** start of TEXT TO READ **

Once the above was done, and at a time of day that offered optimal lighting conditions, 176 photographs were taken, guaranteeing both longitudinal and transversal overlap greater than 80% as indicated in González-Quiñones et al. (2018).

Regarding the lab work involving Agisoft Metashape software, the first step was aligning the photographs to obtain a sparse cloud. Then, the photo coordinates of all ground control points in each photograph were identified, and the coordinates of each control point obtained with the station are imported. Subsequently, the dense cloud is built along the same local coordinates as the ground control points.

After that, a mesh is constructed from the point cloud, and this mesh is textured. The 3D textured mesh is obtained in local coordinates of the Venta Micena archaeological site.

2.2. Development of the VR executable

In the P2, the aim is to integrate a database belonging to the scanned archaeological remains with the 3D content obtained in P1, in a single VR scenario, using an executable format. This executable will allow any user, anywhere and at any time, to interact with the Venta Micena archaeological site using the Oculus Rift VR glasses and the database of each of the scanned archaeological remains. Specifically, the user is able to handle the scanned objects, and at that moment the values of each of the variables in the database pertaining to that object appear next to the object in hand, as seen in Figure 5. In addition, the user can invoke a filtering and search menu based on the values of the database variables using the B button on the gamepad, shown in Figure 6. The database integrated into the executable contains the following variables: campaign, record number, category, identification, taxon, grid, number, position, orientation and slope. To carry out the above, we followed the workflow shown in Figure 7 (broken down in the following paragraphs).

Figure 5. Screenshot of the appearance of the values of the variables when picking up archaeological remains.

Figure 6. Filter menu screenshot.

Figure 7. Phase 2. Virtual reality executable generation.

** end of TEXT TO READ **
** start of MATERIAL PROVIDED **

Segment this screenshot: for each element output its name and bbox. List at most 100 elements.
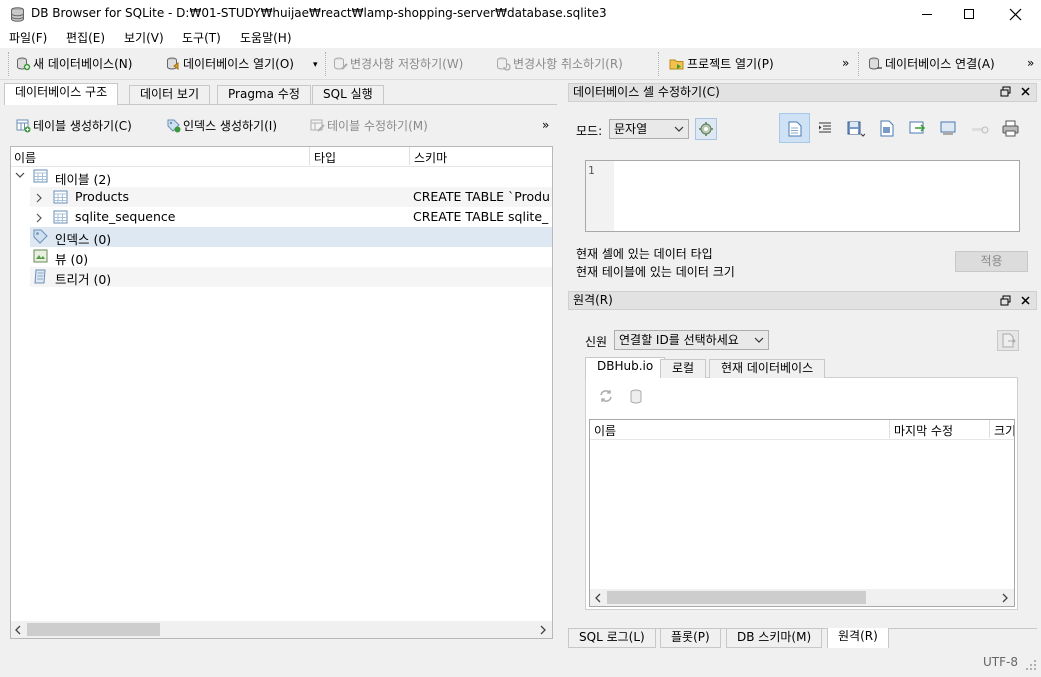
revert-changes-button[interactable]: 변경사항 취소하기(R)	[496, 55, 623, 72]
remote-dock-title: 원격(R)	[568, 291, 1037, 310]
identity-label: 신원	[585, 335, 608, 349]
structure-toolbar-overflow[interactable]: »	[542, 118, 549, 132]
toolbar-separator	[658, 52, 659, 76]
header-divider	[309, 147, 310, 165]
menu-tools[interactable]: 도구(T)	[182, 29, 221, 46]
tab-remote[interactable]: 원격(R)	[827, 628, 889, 649]
resize-grip-icon[interactable]	[1024, 658, 1038, 672]
open-project-icon	[669, 56, 685, 71]
create-index-button[interactable]: 인덱스 생성하기(I)	[166, 117, 277, 134]
export-icon[interactable]	[879, 120, 896, 137]
open-database-button[interactable]: 데이터베이스 열기(O)	[166, 55, 294, 72]
mode-select[interactable]: 문자열	[609, 119, 689, 139]
tab-current-database[interactable]: 현재 데이터베이스	[709, 359, 826, 378]
scrollbar-thumb[interactable]	[27, 623, 160, 636]
tree-views-label[interactable]: 뷰 (0)	[55, 249, 88, 268]
remote-column-name[interactable]: 이름	[594, 422, 616, 439]
maximize-button[interactable]	[946, 0, 992, 28]
table-icon	[53, 190, 68, 204]
write-changes-icon	[333, 56, 348, 71]
tab-db-schema[interactable]: DB 스키마(M)	[726, 629, 823, 648]
float-dock-icon[interactable]	[1000, 86, 1011, 97]
column-header-schema[interactable]: 스키마	[414, 149, 447, 166]
open-database-dropdown-icon[interactable]: ▾	[313, 60, 318, 70]
chevron-down-icon	[754, 331, 764, 349]
tab-dbhub[interactable]: DBHub.io	[585, 357, 666, 378]
refresh-icon[interactable]	[598, 388, 614, 404]
close-window-button[interactable]	[992, 0, 1038, 28]
menu-view[interactable]: 보기(V)	[124, 29, 164, 46]
close-dock-icon[interactable]	[1020, 86, 1031, 97]
header-bottom-border	[11, 166, 552, 167]
text-mode-button[interactable]	[779, 113, 810, 143]
scroll-right-icon[interactable]	[1001, 593, 1009, 603]
remote-column-size[interactable]: 크기	[994, 422, 1014, 439]
header-divider	[889, 420, 890, 438]
tab-edit-pragmas[interactable]: Pragma 수정	[217, 85, 311, 104]
modify-table-button[interactable]: 테이블 수정하기(M)	[310, 117, 428, 134]
write-changes-button[interactable]: 변경사항 저장하기(W)	[333, 55, 463, 72]
menu-help[interactable]: 도움말(H)	[240, 29, 292, 46]
identity-select[interactable]: 연결할 ID를 선택하세요	[614, 330, 769, 350]
edit-cell-dock-title: 데이터베이스 셀 수정하기(C)	[568, 83, 1037, 102]
scrollbar-thumb[interactable]	[607, 591, 866, 604]
toolbar-overflow-button[interactable]: »	[842, 56, 849, 70]
remote-database-list[interactable]	[589, 419, 1015, 607]
minimize-button[interactable]	[904, 0, 950, 28]
expand-chevron-icon[interactable]	[35, 213, 43, 223]
create-index-label: 인덱스 생성하기(I)	[183, 119, 277, 133]
collapse-chevron-icon[interactable]	[15, 170, 25, 180]
set-null-icon[interactable]	[909, 120, 926, 137]
tab-plot[interactable]: 플롯(P)	[660, 629, 721, 648]
create-table-button[interactable]: 테이블 생성하기(C)	[16, 117, 132, 134]
remote-column-last-modified[interactable]: 마지막 수정	[894, 422, 953, 439]
open-database-icon	[166, 56, 181, 71]
scroll-right-icon[interactable]	[539, 625, 547, 635]
open-in-external-icon[interactable]	[940, 120, 957, 137]
tree-triggers-label[interactable]: 트리거 (0)	[55, 269, 111, 288]
expand-chevron-icon[interactable]	[35, 193, 43, 203]
print-icon[interactable]	[1002, 120, 1019, 137]
clone-database-icon[interactable]	[629, 389, 645, 405]
data-size-info: 현재 테이블에 있는 데이터 크기	[576, 265, 735, 279]
new-database-button[interactable]: 새 데이터베이스(N)	[16, 55, 132, 72]
attach-database-label: 데이터베이스 연결(A)	[885, 57, 995, 71]
apply-button[interactable]: 적용	[955, 251, 1028, 272]
tab-local[interactable]: 로컬	[660, 359, 707, 378]
tree-tables-label[interactable]: 테이블 (2)	[55, 169, 111, 188]
tab-database-structure[interactable]: 데이터베이스 구조	[4, 83, 119, 105]
tab-browse-data[interactable]: 데이터 보기	[129, 85, 211, 104]
float-dock-icon[interactable]	[1000, 295, 1011, 306]
auto-switch-mode-button[interactable]	[695, 118, 717, 140]
attach-database-button[interactable]: 데이터베이스 연결(A)	[868, 55, 995, 72]
menu-file[interactable]: 파일(F)	[9, 29, 47, 46]
document-icon	[788, 121, 802, 137]
trigger-icon	[33, 269, 48, 284]
tab-execute-sql[interactable]: SQL 실행	[312, 85, 384, 104]
tree-table-name: Products	[75, 189, 129, 204]
index-icon	[33, 229, 49, 244]
toolbar-overflow-button-2[interactable]: »	[1027, 56, 1034, 70]
header-bottom-border	[590, 439, 1014, 440]
identity-settings-button[interactable]	[997, 330, 1019, 351]
tree-indices-label[interactable]: 인덱스 (0)	[55, 229, 111, 248]
close-dock-icon[interactable]	[1020, 295, 1031, 306]
indent-icon[interactable]	[818, 122, 832, 134]
word-wrap-icon[interactable]	[971, 123, 989, 135]
line-number: 1	[588, 164, 595, 177]
create-table-label: 테이블 생성하기(C)	[33, 119, 132, 133]
cell-editor[interactable]	[585, 160, 1020, 232]
open-project-button[interactable]: 프로젝트 열기(P)	[669, 55, 774, 72]
scroll-left-icon[interactable]	[14, 625, 22, 635]
column-header-type[interactable]: 타입	[314, 149, 336, 166]
tab-sql-log[interactable]: SQL 로그(L)	[568, 629, 656, 648]
window-title: DB Browser for SQLite - D:₩01-STUDY₩huij…	[31, 6, 607, 20]
import-icon[interactable]	[847, 120, 865, 138]
menu-edit[interactable]: 편집(E)	[66, 29, 105, 46]
app-database-icon	[10, 7, 25, 22]
tree-table-schema: CREATE TABLE `Produ	[413, 189, 550, 204]
identity-select-value: 연결할 ID를 선택하세요	[619, 333, 739, 347]
column-header-name[interactable]: 이름	[14, 149, 36, 166]
scroll-left-icon[interactable]	[594, 593, 602, 603]
new-database-icon	[16, 56, 31, 71]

** end of MATERIAL PROVIDED **

» **AIM**
Continue the passage about building a virtual reality model of the Venta Micena archaeological site, picking up right after its final line.

» **RESULT OF THE TASK**
2.2.1. Unreal engine and Oculus Rift integration

Firstly, an Unreal Engine project was configured so that Oculus Rift could interact with the virtual environment to be created. As UE recommends on its website, it is best to proceed by creating a virtual reality type project with Starter Content and perform an initial configuration of the engine settings. Then, the plugins that UE installs by default during installation – Oculus Audio, Oculus VR and Oculus Online Subsystem – must be activated. Additionally, one must choose MSAA as the Anti-Aliasing Method and enable the following parameters: Start in VR, Forward Shading, Instance Stereo, Supports Dash and Composites Depth. Once the above is done, it is possible to start creating content in the project under Oculus Rift – like with any interactive device, receiving and sending data in real time. The device receives image and sound data from the virtual environment where it is running, and sends position and orientation data of the subject's head. In addition, through the gamepads, it can send data on the position and orientation of the subject's hands, activation commands, kind of grasp, and buttons to activate predefined actions.

2.2.2. USQLite plugin and virtual reality blueprints integration

At this point, the USQLite plugin was integrated with the virtual reality blueprints to ensure connectivity between them. It is important to stress that so far (section 2.2.2.) the database is not filled, but rather the blueprints are configured so that the database can be filled in the next section (2.2.3.) when instantiating each actor (Figure 8).

Figure 8. USQLite plugin and virtual reality blueprints integration.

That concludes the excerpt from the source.